Dataset excerpt:

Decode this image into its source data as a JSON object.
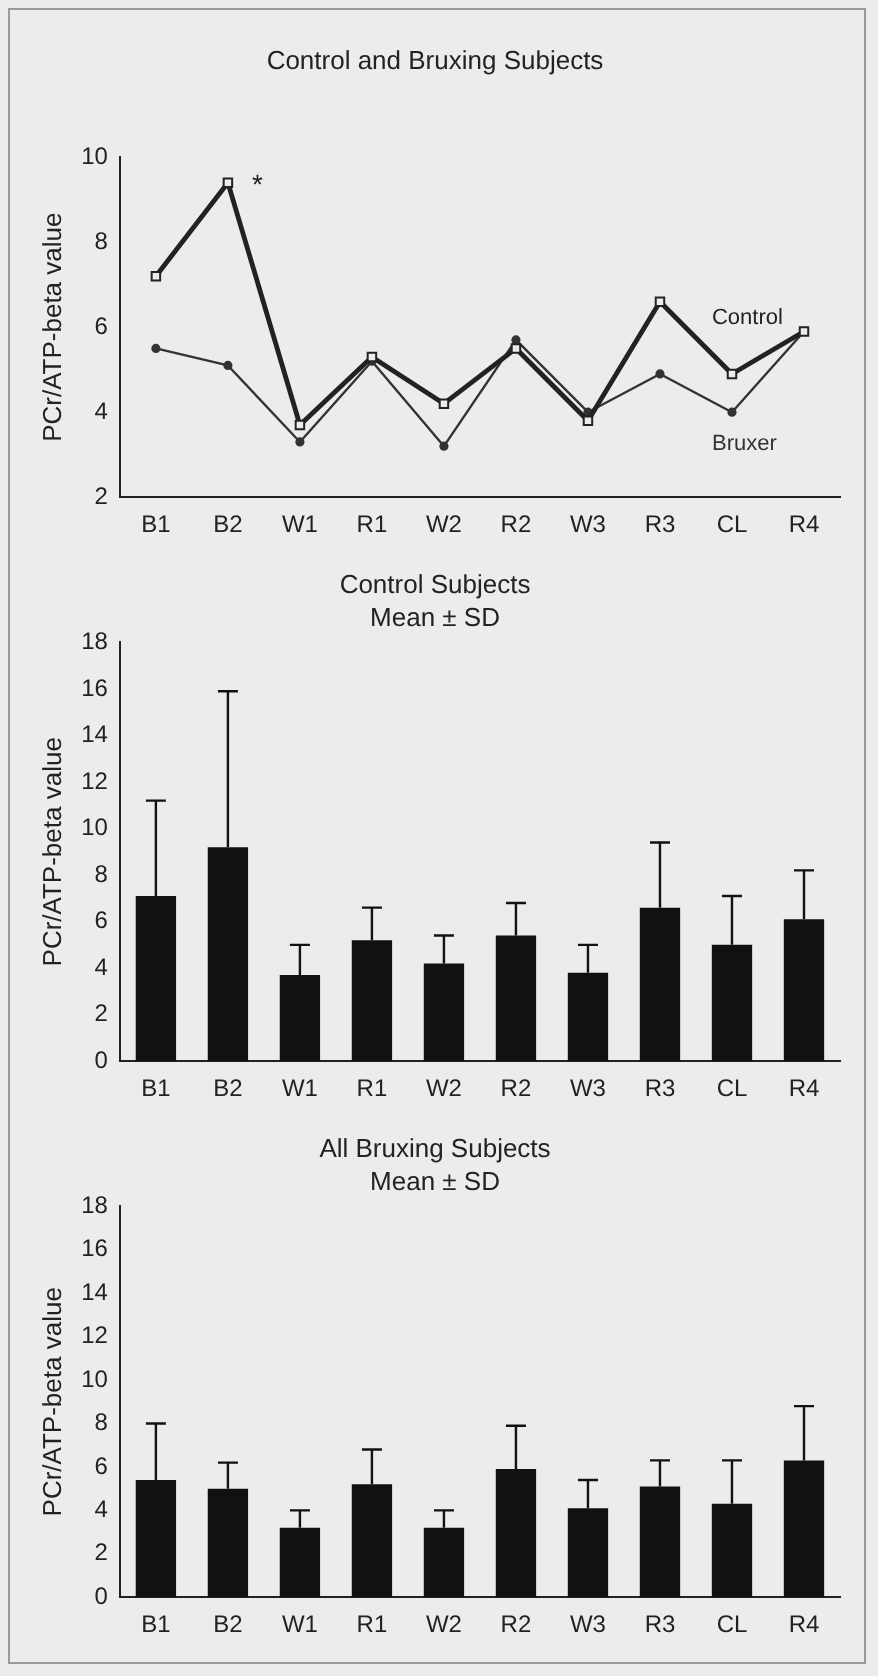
{
  "chart_data": [
    {
      "type": "line",
      "title": "Control and Bruxing Subjects",
      "ylabel": "PCr/ATP-beta value",
      "categories": [
        "B1",
        "B2",
        "W1",
        "R1",
        "W2",
        "R2",
        "W3",
        "R3",
        "CL",
        "R4"
      ],
      "series": [
        {
          "name": "Control",
          "color": "#222222",
          "marker": "square",
          "values": [
            7.2,
            9.4,
            3.7,
            5.3,
            4.2,
            5.5,
            3.8,
            6.6,
            4.9,
            5.9
          ]
        },
        {
          "name": "Bruxer",
          "color": "#333333",
          "marker": "circle",
          "values": [
            5.5,
            5.1,
            3.3,
            5.2,
            3.2,
            5.7,
            4.0,
            4.9,
            4.0,
            5.9
          ]
        }
      ],
      "ylim": [
        2,
        10
      ],
      "yticks": [
        2,
        4,
        6,
        8,
        10
      ],
      "grid": false,
      "legend": false,
      "line_style": "solid",
      "annotations": [
        {
          "text": "*",
          "x": "B2",
          "y": 9.4
        }
      ]
    },
    {
      "type": "bar",
      "title": "Control Subjects",
      "subtitle": "Mean ± SD",
      "ylabel": "PCr/ATP-beta value",
      "categories": [
        "B1",
        "B2",
        "W1",
        "R1",
        "W2",
        "R2",
        "W3",
        "R3",
        "CL",
        "R4"
      ],
      "values": [
        7.1,
        9.2,
        3.7,
        5.2,
        4.2,
        5.4,
        3.8,
        6.6,
        5.0,
        6.1
      ],
      "errors": [
        [
          7.1,
          11.2
        ],
        [
          9.2,
          15.9
        ],
        [
          3.7,
          5.0
        ],
        [
          5.2,
          6.6
        ],
        [
          4.2,
          5.4
        ],
        [
          5.4,
          6.8
        ],
        [
          3.8,
          5.0
        ],
        [
          6.6,
          9.4
        ],
        [
          5.0,
          7.1
        ],
        [
          6.1,
          8.2
        ]
      ],
      "color": "#111111",
      "ylim": [
        0,
        18
      ],
      "yticks": [
        0,
        2,
        4,
        6,
        8,
        10,
        12,
        14,
        16,
        18
      ],
      "grid": false,
      "legend": false
    },
    {
      "type": "bar",
      "title": "All Bruxing Subjects",
      "subtitle": "Mean ± SD",
      "ylabel": "PCr/ATP-beta value",
      "categories": [
        "B1",
        "B2",
        "W1",
        "R1",
        "W2",
        "R2",
        "W3",
        "R3",
        "CL",
        "R4"
      ],
      "values": [
        5.4,
        5.0,
        3.2,
        5.2,
        3.2,
        5.9,
        4.1,
        5.1,
        4.3,
        6.3
      ],
      "errors": [
        [
          5.4,
          8.0
        ],
        [
          5.0,
          6.2
        ],
        [
          3.2,
          4.0
        ],
        [
          5.2,
          6.8
        ],
        [
          3.2,
          4.0
        ],
        [
          5.9,
          7.9
        ],
        [
          4.1,
          5.4
        ],
        [
          5.1,
          6.3
        ],
        [
          4.3,
          6.3
        ],
        [
          6.3,
          8.8
        ]
      ],
      "color": "#111111",
      "ylim": [
        0,
        18
      ],
      "yticks": [
        0,
        2,
        4,
        6,
        8,
        10,
        12,
        14,
        16,
        18
      ],
      "grid": false,
      "legend": false
    }
  ]
}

• GOAL:
Within the data above, pick out all lines holding the word "color".

• OUTPUT OF THE TASK:
          "color": "#222222",
          "color": "#333333",
      "color": "#111111",
      "color": "#111111",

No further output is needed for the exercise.